Task details – Work out how many lines of the data hold the string "name", and reply with that number alone.

Available data –
★ ★ ★

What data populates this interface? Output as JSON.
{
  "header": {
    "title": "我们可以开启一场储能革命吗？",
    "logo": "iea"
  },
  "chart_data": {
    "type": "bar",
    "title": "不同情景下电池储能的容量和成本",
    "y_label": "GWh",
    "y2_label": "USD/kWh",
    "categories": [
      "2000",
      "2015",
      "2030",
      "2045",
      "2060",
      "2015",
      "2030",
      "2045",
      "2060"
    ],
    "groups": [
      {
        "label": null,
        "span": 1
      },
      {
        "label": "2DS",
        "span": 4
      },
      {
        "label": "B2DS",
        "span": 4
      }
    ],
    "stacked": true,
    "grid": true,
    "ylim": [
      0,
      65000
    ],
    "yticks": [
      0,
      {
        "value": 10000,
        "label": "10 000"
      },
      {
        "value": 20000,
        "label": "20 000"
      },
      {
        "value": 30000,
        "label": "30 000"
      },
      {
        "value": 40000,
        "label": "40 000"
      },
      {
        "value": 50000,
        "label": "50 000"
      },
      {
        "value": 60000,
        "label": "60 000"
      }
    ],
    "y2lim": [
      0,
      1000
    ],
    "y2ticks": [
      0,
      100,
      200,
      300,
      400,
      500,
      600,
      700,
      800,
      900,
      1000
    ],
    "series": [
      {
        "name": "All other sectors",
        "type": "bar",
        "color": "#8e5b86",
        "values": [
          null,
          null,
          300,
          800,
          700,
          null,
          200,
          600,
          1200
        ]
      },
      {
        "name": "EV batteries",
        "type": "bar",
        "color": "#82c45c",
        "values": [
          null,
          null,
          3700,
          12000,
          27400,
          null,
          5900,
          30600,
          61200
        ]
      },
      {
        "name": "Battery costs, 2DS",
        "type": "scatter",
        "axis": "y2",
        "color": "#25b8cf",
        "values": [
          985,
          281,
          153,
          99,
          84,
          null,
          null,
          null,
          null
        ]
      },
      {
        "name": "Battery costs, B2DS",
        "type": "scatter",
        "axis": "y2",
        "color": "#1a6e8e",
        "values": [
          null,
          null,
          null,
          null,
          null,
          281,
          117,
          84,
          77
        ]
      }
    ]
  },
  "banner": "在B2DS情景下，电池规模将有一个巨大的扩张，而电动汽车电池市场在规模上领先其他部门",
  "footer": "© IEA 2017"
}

★ ★ ★

Full solution – 4